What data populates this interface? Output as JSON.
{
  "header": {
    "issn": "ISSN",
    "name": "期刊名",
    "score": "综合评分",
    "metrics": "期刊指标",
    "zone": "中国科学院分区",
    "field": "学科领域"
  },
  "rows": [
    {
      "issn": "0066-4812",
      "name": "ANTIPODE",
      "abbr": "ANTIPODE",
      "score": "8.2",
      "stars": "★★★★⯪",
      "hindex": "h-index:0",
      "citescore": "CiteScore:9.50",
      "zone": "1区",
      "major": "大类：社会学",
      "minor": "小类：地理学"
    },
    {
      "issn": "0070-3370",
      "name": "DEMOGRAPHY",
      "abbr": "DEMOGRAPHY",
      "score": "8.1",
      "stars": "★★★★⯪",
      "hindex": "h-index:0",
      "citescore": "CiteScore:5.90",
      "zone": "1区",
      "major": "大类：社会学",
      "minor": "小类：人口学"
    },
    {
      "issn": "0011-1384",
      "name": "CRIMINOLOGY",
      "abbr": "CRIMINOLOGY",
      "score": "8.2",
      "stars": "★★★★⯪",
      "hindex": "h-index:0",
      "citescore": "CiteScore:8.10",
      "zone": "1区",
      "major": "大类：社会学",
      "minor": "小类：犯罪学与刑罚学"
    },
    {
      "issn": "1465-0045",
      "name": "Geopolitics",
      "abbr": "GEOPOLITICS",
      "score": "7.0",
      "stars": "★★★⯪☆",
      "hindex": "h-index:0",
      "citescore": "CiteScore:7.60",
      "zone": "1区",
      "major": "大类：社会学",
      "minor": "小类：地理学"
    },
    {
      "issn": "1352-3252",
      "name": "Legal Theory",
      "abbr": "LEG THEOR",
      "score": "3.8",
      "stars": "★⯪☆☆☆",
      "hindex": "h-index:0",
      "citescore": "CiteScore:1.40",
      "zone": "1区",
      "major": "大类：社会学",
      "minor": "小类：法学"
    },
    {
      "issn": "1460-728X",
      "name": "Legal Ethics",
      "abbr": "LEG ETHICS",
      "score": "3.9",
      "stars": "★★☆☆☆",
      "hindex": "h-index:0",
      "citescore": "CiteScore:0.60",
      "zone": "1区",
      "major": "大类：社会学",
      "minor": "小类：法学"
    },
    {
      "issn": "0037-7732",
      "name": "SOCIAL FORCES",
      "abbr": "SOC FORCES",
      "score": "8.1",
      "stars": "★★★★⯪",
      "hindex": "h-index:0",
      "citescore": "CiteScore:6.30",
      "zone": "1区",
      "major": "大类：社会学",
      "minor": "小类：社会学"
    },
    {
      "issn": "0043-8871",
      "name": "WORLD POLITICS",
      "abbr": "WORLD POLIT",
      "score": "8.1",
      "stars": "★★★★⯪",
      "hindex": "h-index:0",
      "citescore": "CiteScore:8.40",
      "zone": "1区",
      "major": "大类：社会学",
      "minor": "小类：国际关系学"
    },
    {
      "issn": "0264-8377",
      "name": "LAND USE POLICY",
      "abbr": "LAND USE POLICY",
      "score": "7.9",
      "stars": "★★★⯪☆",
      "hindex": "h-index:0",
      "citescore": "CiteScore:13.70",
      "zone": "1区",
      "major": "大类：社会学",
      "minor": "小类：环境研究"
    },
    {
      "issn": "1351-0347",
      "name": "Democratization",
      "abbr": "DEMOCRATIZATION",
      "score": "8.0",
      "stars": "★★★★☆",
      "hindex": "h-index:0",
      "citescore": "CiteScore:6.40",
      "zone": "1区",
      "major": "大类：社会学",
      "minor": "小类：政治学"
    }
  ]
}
════════
**Given task:**
Transcribe the whole listing exactly.

**Written solution:**
What data populates this interface? Output as JSON.
{
  "header": {
    "issn": "ISSN",
    "name": "期刊名",
    "score": "综合评分",
    "metrics": "期刊指标",
    "zone": "中国科学院分区",
    "field": "学科领域"
  },
  "rows": [
    {
      "issn": "0066-4812",
      "name": "ANTIPODE",
      "abbr": "ANTIPODE",
      "score": "8.2",
      "stars": "★★★★⯪",
      "hindex": "h-index:0",
      "citescore": "CiteScore:9.50",
      "zone": "1区",
      "major": "大类：社会学",
      "minor": "小类：地理学"
    },
    {
      "issn": "0070-3370",
      "name": "DEMOGRAPHY",
      "abbr": "DEMOGRAPHY",
      "score": "8.1",
      "stars": "★★★★⯪",
      "hindex": "h-index:0",
      "citescore": "CiteScore:5.90",
      "zone": "1区",
      "major": "大类：社会学",
      "minor": "小类：人口学"
    },
    {
      "issn": "0011-1384",
      "name": "CRIMINOLOGY",
      "abbr": "CRIMINOLOGY",
      "score": "8.2",
      "stars": "★★★★⯪",
      "hindex": "h-index:0",
      "citescore": "CiteScore:8.10",
      "zone": "1区",
      "major": "大类：社会学",
      "minor": "小类：犯罪学与刑罚学"
    },
    {
      "issn": "1465-0045",
      "name": "Geopolitics",
      "abbr": "GEOPOLITICS",
      "score": "7.0",
      "stars": "★★★⯪☆",
      "hindex": "h-index:0",
      "citescore": "CiteScore:7.60",
      "zone": "1区",
      "major": "大类：社会学",
      "minor": "小类：地理学"
    },
    {
      "issn": "1352-3252",
      "name": "Legal Theory",
      "abbr": "LEG THEOR",
      "score": "3.8",
      "stars": "★⯪☆☆☆",
      "hindex": "h-index:0",
      "citescore": "CiteScore:1.40",
      "zone": "1区",
      "major": "大类：社会学",
      "minor": "小类：法学"
    },
    {
      "issn": "1460-728X",
      "name": "Legal Ethics",
      "abbr": "LEG ETHICS",
      "score": "3.9",
      "stars": "★★☆☆☆",
      "hindex": "h-index:0",
      "citescore": "CiteScore:0.60",
      "zone": "1区",
      "major": "大类：社会学",
      "minor": "小类：法学"
    },
    {
      "issn": "0037-7732",
      "name": "SOCIAL FORCES",
      "abbr": "SOC FORCES",
      "score": "8.1",
      "stars": "★★★★⯪",
      "hindex": "h-index:0",
      "citescore": "CiteScore:6.30",
      "zone": "1区",
      "major": "大类：社会学",
      "minor": "小类：社会学"
    },
    {
      "issn": "0043-8871",
      "name": "WORLD POLITICS",
      "abbr": "WORLD POLIT",
      "score": "8.1",
      "stars": "★★★★⯪",
      "hindex": "h-index:0",
      "citescore": "CiteScore:8.40",
      "zone": "1区",
      "major": "大类：社会学",
      "minor": "小类：国际关系学"
    },
    {
      "issn": "0264-8377",
      "name": "LAND USE POLICY",
      "abbr": "LAND USE POLICY",
      "score": "7.9",
      "stars": "★★★⯪☆",
      "hindex": "h-index:0",
      "citescore": "CiteScore:13.70",
      "zone": "1区",
      "major": "大类：社会学",
      "minor": "小类：环境研究"
    },
    {
      "issn": "1351-0347",
      "name": "Democratization",
      "abbr": "DEMOCRATIZATION",
      "score": "8.0",
      "stars": "★★★★☆",
      "hindex": "h-index:0",
      "citescore": "CiteScore:6.40",
      "zone": "1区",
      "major": "大类：社会学",
      "minor": "小类：政治学"
    }
  ]
}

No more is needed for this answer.